WRITTEN TASK: Below are entries; tally how many lines hold the string "efficient" and answer with only that figure.

MATERIAL FOR THIS EXERCISE:

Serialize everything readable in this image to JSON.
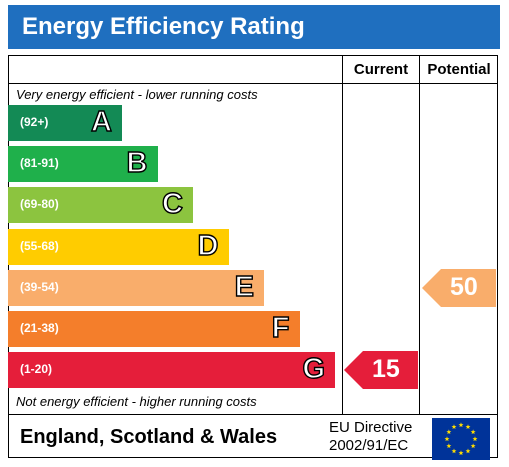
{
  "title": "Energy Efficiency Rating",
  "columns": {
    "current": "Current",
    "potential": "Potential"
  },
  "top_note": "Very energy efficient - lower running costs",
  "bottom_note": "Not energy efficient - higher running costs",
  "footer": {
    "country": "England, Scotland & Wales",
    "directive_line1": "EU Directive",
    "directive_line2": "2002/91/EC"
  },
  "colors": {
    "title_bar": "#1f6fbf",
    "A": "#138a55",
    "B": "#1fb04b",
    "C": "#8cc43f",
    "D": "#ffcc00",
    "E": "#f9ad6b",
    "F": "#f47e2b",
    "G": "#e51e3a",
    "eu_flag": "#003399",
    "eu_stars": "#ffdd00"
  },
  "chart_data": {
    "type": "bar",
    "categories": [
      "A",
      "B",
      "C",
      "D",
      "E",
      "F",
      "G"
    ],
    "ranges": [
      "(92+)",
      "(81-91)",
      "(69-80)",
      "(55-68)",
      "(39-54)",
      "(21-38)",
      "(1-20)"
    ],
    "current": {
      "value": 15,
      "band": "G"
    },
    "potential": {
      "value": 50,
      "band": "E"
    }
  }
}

--

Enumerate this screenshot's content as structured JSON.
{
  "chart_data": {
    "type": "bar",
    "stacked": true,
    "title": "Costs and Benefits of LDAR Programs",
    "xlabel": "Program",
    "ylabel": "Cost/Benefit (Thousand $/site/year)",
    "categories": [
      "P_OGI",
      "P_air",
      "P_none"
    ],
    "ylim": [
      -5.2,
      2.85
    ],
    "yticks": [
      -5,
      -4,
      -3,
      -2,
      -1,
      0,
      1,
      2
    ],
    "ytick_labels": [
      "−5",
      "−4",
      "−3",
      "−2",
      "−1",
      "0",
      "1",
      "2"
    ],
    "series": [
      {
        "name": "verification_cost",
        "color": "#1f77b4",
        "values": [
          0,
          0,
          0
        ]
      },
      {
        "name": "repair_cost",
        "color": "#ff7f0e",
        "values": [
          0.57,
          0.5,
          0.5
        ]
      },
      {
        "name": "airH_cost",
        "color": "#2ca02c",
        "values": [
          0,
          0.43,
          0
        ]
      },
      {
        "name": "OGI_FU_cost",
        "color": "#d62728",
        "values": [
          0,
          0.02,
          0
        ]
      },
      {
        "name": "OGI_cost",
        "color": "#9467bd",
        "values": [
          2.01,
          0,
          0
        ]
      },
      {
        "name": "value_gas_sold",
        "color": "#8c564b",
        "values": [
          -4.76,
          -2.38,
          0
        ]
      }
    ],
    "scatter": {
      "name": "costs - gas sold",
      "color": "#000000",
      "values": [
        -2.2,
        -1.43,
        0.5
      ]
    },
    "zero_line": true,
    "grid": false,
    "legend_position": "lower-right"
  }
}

---

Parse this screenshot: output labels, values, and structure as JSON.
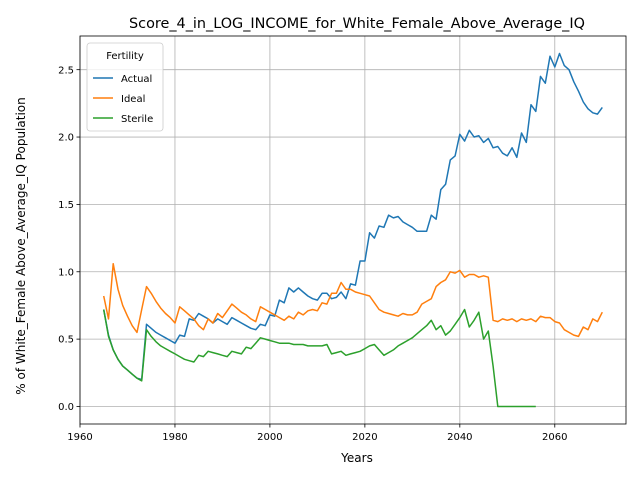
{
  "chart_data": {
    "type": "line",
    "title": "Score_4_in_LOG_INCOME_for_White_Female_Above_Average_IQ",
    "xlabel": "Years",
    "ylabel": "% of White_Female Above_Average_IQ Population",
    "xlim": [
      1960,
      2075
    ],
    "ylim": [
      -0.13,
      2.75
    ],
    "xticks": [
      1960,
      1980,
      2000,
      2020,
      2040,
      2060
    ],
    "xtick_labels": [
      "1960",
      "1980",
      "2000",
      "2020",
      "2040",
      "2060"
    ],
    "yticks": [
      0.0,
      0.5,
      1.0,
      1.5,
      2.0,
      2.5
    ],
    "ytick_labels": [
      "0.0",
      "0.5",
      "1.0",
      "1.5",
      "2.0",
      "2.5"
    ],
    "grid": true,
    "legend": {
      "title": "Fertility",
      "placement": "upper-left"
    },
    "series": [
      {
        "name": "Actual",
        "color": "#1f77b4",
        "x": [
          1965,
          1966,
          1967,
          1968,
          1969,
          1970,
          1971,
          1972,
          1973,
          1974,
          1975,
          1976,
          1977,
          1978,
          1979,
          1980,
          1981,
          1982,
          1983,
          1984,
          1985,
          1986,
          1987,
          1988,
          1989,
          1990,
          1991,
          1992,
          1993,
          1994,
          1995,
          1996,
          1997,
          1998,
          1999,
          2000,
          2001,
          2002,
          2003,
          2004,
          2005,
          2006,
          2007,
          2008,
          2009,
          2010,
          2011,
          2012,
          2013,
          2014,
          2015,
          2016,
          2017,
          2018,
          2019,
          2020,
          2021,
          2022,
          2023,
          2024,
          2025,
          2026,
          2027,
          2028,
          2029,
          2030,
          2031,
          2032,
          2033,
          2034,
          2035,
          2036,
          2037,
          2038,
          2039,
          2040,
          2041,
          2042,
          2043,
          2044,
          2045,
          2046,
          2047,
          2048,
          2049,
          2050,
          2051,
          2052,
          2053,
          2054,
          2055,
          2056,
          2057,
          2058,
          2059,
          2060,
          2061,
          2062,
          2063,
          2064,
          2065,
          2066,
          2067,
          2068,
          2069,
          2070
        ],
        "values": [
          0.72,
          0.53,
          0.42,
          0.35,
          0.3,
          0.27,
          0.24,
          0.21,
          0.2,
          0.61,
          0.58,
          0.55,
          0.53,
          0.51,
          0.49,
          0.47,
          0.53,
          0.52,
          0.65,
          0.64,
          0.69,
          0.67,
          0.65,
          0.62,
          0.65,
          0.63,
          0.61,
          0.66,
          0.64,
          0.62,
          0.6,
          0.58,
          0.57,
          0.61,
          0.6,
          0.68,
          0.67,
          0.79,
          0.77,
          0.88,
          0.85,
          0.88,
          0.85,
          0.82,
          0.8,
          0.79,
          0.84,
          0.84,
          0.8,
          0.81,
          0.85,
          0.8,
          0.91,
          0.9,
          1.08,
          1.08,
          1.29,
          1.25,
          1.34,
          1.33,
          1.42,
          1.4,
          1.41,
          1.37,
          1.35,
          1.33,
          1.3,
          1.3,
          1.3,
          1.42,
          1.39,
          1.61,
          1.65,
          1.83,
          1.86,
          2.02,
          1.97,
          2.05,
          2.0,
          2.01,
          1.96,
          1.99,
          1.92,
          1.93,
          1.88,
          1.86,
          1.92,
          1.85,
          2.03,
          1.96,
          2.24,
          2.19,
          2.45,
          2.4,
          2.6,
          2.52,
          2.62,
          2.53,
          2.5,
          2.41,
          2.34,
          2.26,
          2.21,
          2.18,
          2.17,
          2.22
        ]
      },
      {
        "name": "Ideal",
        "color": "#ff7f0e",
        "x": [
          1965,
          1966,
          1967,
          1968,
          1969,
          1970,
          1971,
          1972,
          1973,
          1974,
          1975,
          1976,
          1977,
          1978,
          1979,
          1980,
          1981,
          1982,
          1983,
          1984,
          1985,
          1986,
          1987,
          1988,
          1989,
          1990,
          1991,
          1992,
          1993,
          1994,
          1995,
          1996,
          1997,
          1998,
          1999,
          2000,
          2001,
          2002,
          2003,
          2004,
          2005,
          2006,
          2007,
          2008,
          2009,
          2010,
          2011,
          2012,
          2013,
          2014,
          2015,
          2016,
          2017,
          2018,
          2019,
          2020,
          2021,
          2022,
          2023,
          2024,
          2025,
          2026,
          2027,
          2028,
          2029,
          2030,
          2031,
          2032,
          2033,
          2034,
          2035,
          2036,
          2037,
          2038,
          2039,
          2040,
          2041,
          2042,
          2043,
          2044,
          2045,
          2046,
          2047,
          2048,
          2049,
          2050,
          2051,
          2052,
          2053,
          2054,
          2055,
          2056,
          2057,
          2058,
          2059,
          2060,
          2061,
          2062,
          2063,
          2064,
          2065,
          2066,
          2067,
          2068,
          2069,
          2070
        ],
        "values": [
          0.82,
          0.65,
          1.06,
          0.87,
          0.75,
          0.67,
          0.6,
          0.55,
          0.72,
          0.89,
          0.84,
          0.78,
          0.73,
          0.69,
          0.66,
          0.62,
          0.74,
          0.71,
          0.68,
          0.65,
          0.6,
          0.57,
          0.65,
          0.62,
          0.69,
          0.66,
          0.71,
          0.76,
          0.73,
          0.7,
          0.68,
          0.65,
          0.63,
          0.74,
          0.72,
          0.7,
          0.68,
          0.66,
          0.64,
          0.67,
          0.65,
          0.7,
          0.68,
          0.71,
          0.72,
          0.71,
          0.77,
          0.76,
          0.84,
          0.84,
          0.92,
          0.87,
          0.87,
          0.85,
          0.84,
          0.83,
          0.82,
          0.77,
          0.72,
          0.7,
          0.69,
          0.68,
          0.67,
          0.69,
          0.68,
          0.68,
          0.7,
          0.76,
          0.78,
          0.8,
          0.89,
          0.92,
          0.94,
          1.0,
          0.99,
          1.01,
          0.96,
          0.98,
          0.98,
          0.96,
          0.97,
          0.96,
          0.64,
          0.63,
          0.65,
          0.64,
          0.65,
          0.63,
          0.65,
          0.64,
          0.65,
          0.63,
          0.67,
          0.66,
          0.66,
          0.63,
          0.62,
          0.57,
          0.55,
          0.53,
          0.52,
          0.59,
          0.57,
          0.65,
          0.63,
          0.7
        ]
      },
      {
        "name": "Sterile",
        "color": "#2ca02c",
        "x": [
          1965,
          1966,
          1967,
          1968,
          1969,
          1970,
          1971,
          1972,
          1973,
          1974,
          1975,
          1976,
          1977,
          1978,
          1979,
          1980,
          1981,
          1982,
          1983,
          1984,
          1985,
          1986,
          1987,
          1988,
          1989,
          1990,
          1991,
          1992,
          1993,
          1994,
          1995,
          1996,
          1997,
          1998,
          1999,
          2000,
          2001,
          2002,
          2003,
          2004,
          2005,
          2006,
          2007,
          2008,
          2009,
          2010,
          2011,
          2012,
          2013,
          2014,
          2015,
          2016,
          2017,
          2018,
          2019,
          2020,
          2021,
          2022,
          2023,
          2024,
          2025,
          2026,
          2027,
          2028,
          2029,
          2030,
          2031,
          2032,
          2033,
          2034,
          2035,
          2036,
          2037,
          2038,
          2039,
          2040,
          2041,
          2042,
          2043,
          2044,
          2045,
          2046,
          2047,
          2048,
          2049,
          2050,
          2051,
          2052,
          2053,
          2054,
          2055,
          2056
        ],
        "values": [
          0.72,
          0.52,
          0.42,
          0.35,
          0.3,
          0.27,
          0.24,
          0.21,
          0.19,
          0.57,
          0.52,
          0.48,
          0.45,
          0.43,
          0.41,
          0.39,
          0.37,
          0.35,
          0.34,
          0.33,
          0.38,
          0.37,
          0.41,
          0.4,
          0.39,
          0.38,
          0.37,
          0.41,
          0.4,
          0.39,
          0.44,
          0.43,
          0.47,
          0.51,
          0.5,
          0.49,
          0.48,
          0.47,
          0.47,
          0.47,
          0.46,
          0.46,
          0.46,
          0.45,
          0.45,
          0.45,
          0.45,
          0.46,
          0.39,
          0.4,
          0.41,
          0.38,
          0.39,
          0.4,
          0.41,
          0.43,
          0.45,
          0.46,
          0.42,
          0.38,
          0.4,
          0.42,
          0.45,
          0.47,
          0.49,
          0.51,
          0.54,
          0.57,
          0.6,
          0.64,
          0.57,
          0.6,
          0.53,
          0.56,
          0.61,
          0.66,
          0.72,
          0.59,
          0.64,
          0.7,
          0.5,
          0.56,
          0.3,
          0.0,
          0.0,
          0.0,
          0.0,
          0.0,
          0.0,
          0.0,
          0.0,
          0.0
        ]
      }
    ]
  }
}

SOLVED EXERCISE: 2